Locate every line in the material below that has the word "goods". Copy each of those lines.

#####

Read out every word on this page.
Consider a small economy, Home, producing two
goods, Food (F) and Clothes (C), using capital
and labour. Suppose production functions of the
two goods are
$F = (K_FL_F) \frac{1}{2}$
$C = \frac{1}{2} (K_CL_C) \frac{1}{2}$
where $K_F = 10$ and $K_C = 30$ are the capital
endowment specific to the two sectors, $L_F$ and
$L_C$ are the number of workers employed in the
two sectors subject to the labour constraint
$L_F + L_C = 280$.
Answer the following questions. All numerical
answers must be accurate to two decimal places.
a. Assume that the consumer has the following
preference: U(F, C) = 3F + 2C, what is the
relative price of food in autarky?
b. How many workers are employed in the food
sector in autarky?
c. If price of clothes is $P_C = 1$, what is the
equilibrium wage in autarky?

#####

**Written solution:**
goods, Food (F) and Clothes (C), using capital
two goods are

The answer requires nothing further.